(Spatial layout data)
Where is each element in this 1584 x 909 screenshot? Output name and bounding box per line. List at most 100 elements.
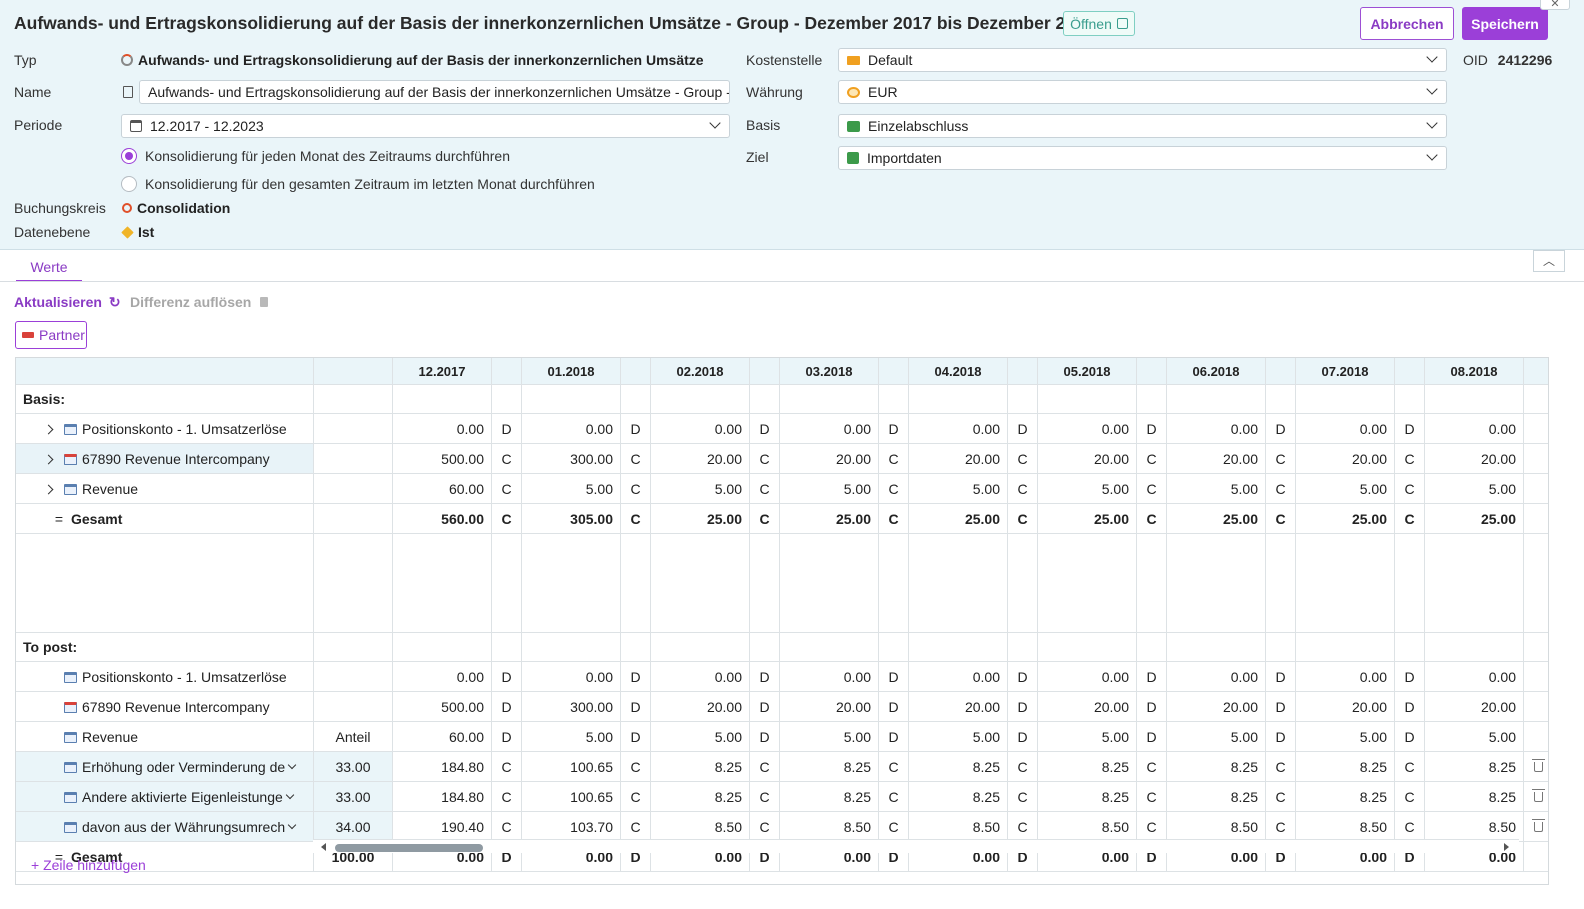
account-select-cell[interactable]: davon aus der Währungsumrech [16, 811, 314, 842]
value-cell: 8.50 [1166, 811, 1266, 842]
account-name: Erhöhung oder Verminderung de [82, 759, 286, 776]
debit-credit-cell: D [1007, 413, 1038, 444]
cancel-button[interactable]: Abbrechen [1360, 7, 1454, 40]
table-row[interactable]: Positionskonto - 1. Umsatzerlöse 0.00 D 0.0… [16, 413, 1548, 444]
month-header: 02.2018 [650, 358, 750, 385]
ziel-select[interactable]: Importdaten [838, 146, 1447, 170]
value-cell: 20.00 [1037, 691, 1137, 722]
share-cell: Anteil [313, 721, 393, 752]
horizontal-scrollbar[interactable] [313, 839, 1519, 853]
distribution-row[interactable]: davon aus der Währungsumrech 34.00 190.40 C… [16, 811, 1548, 842]
debit-credit-cell: D [1136, 721, 1167, 752]
share-input[interactable]: 33.00 [313, 781, 393, 812]
value-cell: 5.00 [908, 721, 1008, 752]
account-name-cell: Revenue [16, 721, 314, 752]
empty-cell [749, 384, 780, 414]
trash-icon[interactable] [1532, 758, 1545, 772]
debit-credit-cell: D [620, 721, 651, 752]
debit-credit-cell: D [749, 413, 780, 444]
tab-werte[interactable]: Werte [16, 256, 82, 282]
trash-icon[interactable] [1532, 818, 1545, 832]
empty-cell [650, 632, 750, 662]
name-input-value: Aufwands- und Ertragskonsolidierung auf … [148, 84, 729, 100]
buchungskreis-value: Consolidation [122, 200, 230, 216]
chevron-right-icon[interactable] [43, 454, 54, 465]
account-icon [64, 453, 77, 465]
chevron-down-icon[interactable] [287, 820, 297, 830]
value-cell: 8.25 [1037, 781, 1137, 812]
refresh-button[interactable]: Aktualisieren ↻ [14, 294, 121, 311]
distribution-row[interactable]: Andere aktivierte Eigenleistunge 33.00 184… [16, 781, 1548, 812]
value-cell: 8.25 [1166, 751, 1266, 782]
empty-cell [650, 384, 750, 414]
name-input[interactable]: Aufwands- und Ertragskonsolidierung auf … [139, 80, 730, 104]
value-cell: 500.00 [392, 443, 492, 474]
share-input[interactable]: 33.00 [313, 751, 393, 782]
value-cell: 8.25 [1295, 781, 1395, 812]
chevron-right-icon[interactable] [43, 484, 54, 495]
save-button[interactable]: Speichern [1462, 7, 1548, 40]
account-name: 67890 Revenue Intercompany [82, 699, 270, 716]
value-cell: 8.25 [908, 751, 1008, 782]
scroll-left-icon[interactable] [321, 843, 326, 851]
account-select-cell[interactable]: Erhöhung oder Verminderung de [16, 751, 314, 782]
basis-select[interactable]: Einzelabschluss [838, 114, 1447, 138]
chevron-down-icon[interactable] [287, 760, 297, 770]
debit-credit-cell: C [1136, 781, 1167, 812]
account-icon [64, 821, 77, 833]
open-button[interactable]: Öffnen [1063, 11, 1135, 36]
empty-cell [1424, 632, 1524, 662]
dc-header [1394, 358, 1425, 385]
value-cell: 0.00 [1424, 413, 1524, 444]
open-button-label: Öffnen [1070, 15, 1112, 32]
value-cell: 8.25 [1424, 751, 1524, 782]
radio-total-indicator[interactable] [121, 176, 137, 192]
debit-credit-cell: C [1265, 443, 1296, 474]
oid-label: OID [1463, 52, 1488, 68]
partner-filter-chip[interactable]: Partner [15, 321, 87, 349]
coins-icon [847, 86, 860, 98]
debit-credit-cell [1523, 841, 1548, 872]
table-row[interactable]: Revenue 60.00 C 5.00 C 5.00 C 5.00 C 5.00 C 5.00 C 5.… [16, 473, 1548, 504]
debit-credit-cell: C [1265, 781, 1296, 812]
empty-cell [1265, 384, 1296, 414]
close-icon[interactable]: ✕ [1540, 0, 1570, 10]
chevron-down-icon[interactable] [285, 790, 295, 800]
periode-select[interactable]: 12.2017 - 12.2023 [121, 114, 730, 138]
table-row[interactable]: 67890 Revenue Intercompany 500.00 C 300.00 C… [16, 443, 1548, 474]
resolve-difference-button[interactable]: Differenz auflösen [130, 294, 269, 310]
open-external-icon [1116, 18, 1128, 29]
total-label: Gesamt [71, 510, 123, 527]
debit-credit-cell: D [491, 413, 522, 444]
share-cell [313, 661, 393, 692]
trash-icon[interactable] [1532, 788, 1545, 802]
value-cell: 0.00 [521, 661, 621, 692]
table-row[interactable]: Revenue Anteil 60.00 D 5.00 D 5.00 D 5.00 D 5.00 D 5… [16, 721, 1548, 752]
debit-credit-cell: C [620, 503, 651, 534]
share-input[interactable]: 34.00 [313, 811, 393, 842]
scrollbar-thumb[interactable] [335, 844, 483, 852]
radio-monthly[interactable]: Konsolidierung für jeden Monat des Zeitr… [121, 148, 510, 164]
value-cell: 300.00 [521, 691, 621, 722]
waehrung-select[interactable]: EUR [838, 80, 1447, 104]
account-select-cell[interactable]: Andere aktivierte Eigenleistunge [16, 781, 314, 812]
debit-credit-cell: C [1007, 503, 1038, 534]
debit-credit-cell: D [620, 413, 651, 444]
radio-monthly-indicator[interactable] [121, 148, 137, 164]
distribution-row[interactable]: Erhöhung oder Verminderung de 33.00 184.80… [16, 751, 1548, 782]
empty-cell [313, 533, 393, 633]
collapse-up-icon[interactable]: ︿ [1533, 250, 1565, 272]
add-row-button[interactable]: + Zeile hinzufügen [31, 857, 146, 873]
scroll-right-icon[interactable] [1504, 843, 1509, 851]
kostenstelle-select[interactable]: Default [838, 48, 1447, 72]
debit-credit-cell: D [1136, 691, 1167, 722]
radio-total[interactable]: Konsolidierung für den gesamten Zeitraum… [121, 176, 595, 192]
waehrung-label: Währung [746, 84, 803, 100]
debit-credit-cell: C [749, 811, 780, 842]
value-cell: 25.00 [908, 503, 1008, 534]
table-row[interactable]: Positionskonto - 1. Umsatzerlöse 0.00 D 0.0… [16, 661, 1548, 692]
empty-cell [392, 533, 492, 633]
table-row[interactable]: 67890 Revenue Intercompany 500.00 D 300.00 D… [16, 691, 1548, 722]
chevron-right-icon[interactable] [43, 424, 54, 435]
value-cell: 5.00 [1424, 473, 1524, 504]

**GIVEN INSTRUCTION:**
Put every line of the entries above into a JSON list of strings, with one string per line, no blank lines, and no pictures.

**OUTPUT BELOW:**
[
  "Where is each element in this 1584 x 909 screenshot? Output name and bounding box per line. List at most 100 elements.",
  "account-select-cell[interactable]: davon aus der Währungsumrech [16, 811, 314, 842]",
  "value-cell: 8.50 [1166, 811, 1266, 842]",
  "account-name: Erhöhung oder Verminderung de [82, 759, 286, 776]",
  "debit-credit-cell: D [1007, 413, 1038, 444]",
  "cancel-button[interactable]: Abbrechen [1360, 7, 1454, 40]",
  "table-row[interactable]: Positionskonto - 1. Umsatzerlöse 0.00 D 0.0… [16, 413, 1548, 444]",
  "month-header: 02.2018 [650, 358, 750, 385]",
  "ziel-select[interactable]: Importdaten [838, 146, 1447, 170]",
  "value-cell: 20.00 [1037, 691, 1137, 722]",
  "share-cell: Anteil [313, 721, 393, 752]",
  "horizontal-scrollbar[interactable] [313, 839, 1519, 853]",
  "distribution-row[interactable]: davon aus der Währungsumrech 34.00 190.40 C… [16, 811, 1548, 842]",
  "debit-credit-cell: D [1136, 721, 1167, 752]",
  "share-input[interactable]: 33.00 [313, 781, 393, 812]",
  "value-cell: 5.00 [908, 721, 1008, 752]",
  "account-name-cell: Revenue [16, 721, 314, 752]",
  "empty-cell [749, 384, 780, 414]",
  "trash-icon[interactable] [1532, 758, 1545, 772]",
  "debit-credit-cell: D [620, 721, 651, 752]",
  "debit-credit-cell: D [749, 413, 780, 444]",
  "tab-werte[interactable]: Werte [16, 256, 82, 282]",
  "trash-icon[interactable] [1532, 818, 1545, 832]",
  "empty-cell [650, 632, 750, 662]",
  "name-input-value: Aufwands- und Ertragskonsolidierung auf … [148, 84, 729, 100]",
  "buchungskreis-value: Consolidation [122, 200, 230, 216]",
  "chevron-right-icon[interactable] [43, 454, 54, 465]",
  "account-icon [64, 453, 77, 465]",
  "chevron-down-icon[interactable] [287, 820, 297, 830]",
  "value-cell: 8.25 [1037, 781, 1137, 812]",
  "refresh-button[interactable]: Aktualisieren ↻ [14, 294, 121, 311]",
  "distribution-row[interactable]: Andere aktivierte Eigenleistunge 33.00 184… [16, 781, 1548, 812]",
  "value-cell: 8.25 [1166, 751, 1266, 782]",
  "empty-cell [650, 384, 750, 414]",
  "name-input[interactable]: Aufwands- und Ertragskonsolidierung auf … [139, 80, 730, 104]",
  "value-cell: 500.00 [392, 443, 492, 474]",
  "share-input[interactable]: 33.00 [313, 751, 393, 782]",
  "value-cell: 8.25 [1295, 781, 1395, 812]",
  "chevron-right-icon[interactable] [43, 484, 54, 495]",
  "save-button[interactable]: Speichern [1462, 7, 1548, 40]",
  "account-name: 67890 Revenue Intercompany [82, 699, 270, 716]",
  "value-cell: 8.25 [908, 751, 1008, 782]",
  "scroll-left-icon[interactable] [321, 843, 326, 851]",
  "account-select-cell[interactable]: Erhöhung oder Verminderung de [16, 751, 314, 782]",
  "basis-select[interactable]: Einzelabschluss [838, 114, 1447, 138]",
  "chevron-down-icon[interactable] [287, 760, 297, 770]",
  "debit-credit-cell: C [1136, 781, 1167, 812]",
  "account-icon [64, 821, 77, 833]",
  "open-button[interactable]: Öffnen [1063, 11, 1135, 36]",
  "empty-cell [1424, 632, 1524, 662]",
  "dc-header [1394, 358, 1425, 385]",
  "value-cell: 0.00 [1424, 413, 1524, 444]",
  "open-button-label: Öffnen [1070, 15, 1112, 32]",
  "value-cell: 8.25 [1424, 751, 1524, 782]",
  "radio-total-indicator[interactable] [121, 176, 137, 192]",
  "debit-credit-cell: C [1265, 443, 1296, 474]",
  "oid-label: OID [1463, 52, 1488, 68]",
  "partner-filter-chip[interactable]: Partner [15, 321, 87, 349]",
  "coins-icon [847, 86, 860, 98]",
  "debit-credit-cell [1523, 841, 1548, 872]",
  "table-row[interactable]: Revenue 60.00 C 5.00 C 5.00 C 5.00 C 5.00 C 5.00 C 5.… [16, 473, 1548, 504]",
  "debit-credit-cell: C [1265, 781, 1296, 812]",
  "empty-cell [1265, 384, 1296, 414]",
  "close-icon[interactable]: ✕ [1540, 0, 1570, 10]",
  "chevron-down-icon[interactable] [285, 790, 295, 800]",
  "periode-select[interactable]: 12.2017 - 12.2023 [121, 114, 730, 138]",
  "table-row[interactable]: 67890 Revenue Intercompany 500.00 C 300.00 C… [16, 443, 1548, 474]",
  "resolve-difference-button[interactable]: Differenz auflösen [130, 294, 269, 310]",
  "open-external-icon [1116, 18, 1128, 29]",
  "total-label: Gesamt [71, 510, 123, 527]",
  "debit-credit-cell: D [491, 413, 522, 444]",
  "share-cell [313, 661, 393, 692]",
  "trash-icon[interactable] [1532, 788, 1545, 802]",
  "value-cell: 0.00 [521, 661, 621, 692]",
  "table-row[interactable]: Revenue Anteil 60.00 D 5.00 D 5.00 D 5.00 D 5.00 D 5… [16, 721, 1548, 752]",
  "debit-credit-cell: C [620, 503, 651, 534]",
  "share-input[interactable]: 34.00 [313, 811, 393, 842]",
  "scrollbar-thumb[interactable] [335, 844, 483, 852]",
  "radio-monthly[interactable]: Konsolidierung für jeden Monat des Zeitr… [121, 148, 510, 164]",
  "value-cell: 300.00 [521, 691, 621, 722]",
  "waehrung-select[interactable]: EUR [838, 80, 1447, 104]",
  "account-select-cell[interactable]: Andere aktivierte Eigenleistunge [16, 781, 314, 812]",
  "debit-credit-cell: C [1007, 503, 1038, 534]",
  "debit-credit-cell: D [620, 413, 651, 444]",
  "radio-monthly-indicator[interactable] [121, 148, 137, 164]",
  "distribution-row[interactable]: Erhöhung oder Verminderung de 33.00 184.80… [16, 751, 1548, 782]",
  "empty-cell [313, 533, 393, 633]",
  "collapse-up-icon[interactable]: ︿ [1533, 250, 1565, 272]",
  "add-row-button[interactable]: + Zeile hinzufügen [31, 857, 146, 873]",
  "scroll-right-icon[interactable] [1504, 843, 1509, 851]",
  "kostenstelle-select[interactable]: Default [838, 48, 1447, 72]",
  "debit-credit-cell: D [1136, 691, 1167, 722]",
  "radio-total[interactable]: Konsolidierung für den gesamten Zeitraum… [121, 176, 595, 192]",
  "waehrung-label: Währung [746, 84, 803, 100]",
  "debit-credit-cell: C [749, 811, 780, 842]",
  "value-cell: 25.00 [908, 503, 1008, 534]",
  "table-row[interactable]: Positionskonto - 1. Umsatzerlöse 0.00 D 0.0… [16, 661, 1548, 692]",
  "empty-cell [392, 533, 492, 633]",
  "table-row[interactable]: 67890 Revenue Intercompany 500.00 D 300.00 D… [16, 691, 1548, 722]",
  "chevron-right-icon[interactable] [43, 424, 54, 435]",
  "value-cell: 5.00 [1424, 473, 1524, 504]"
]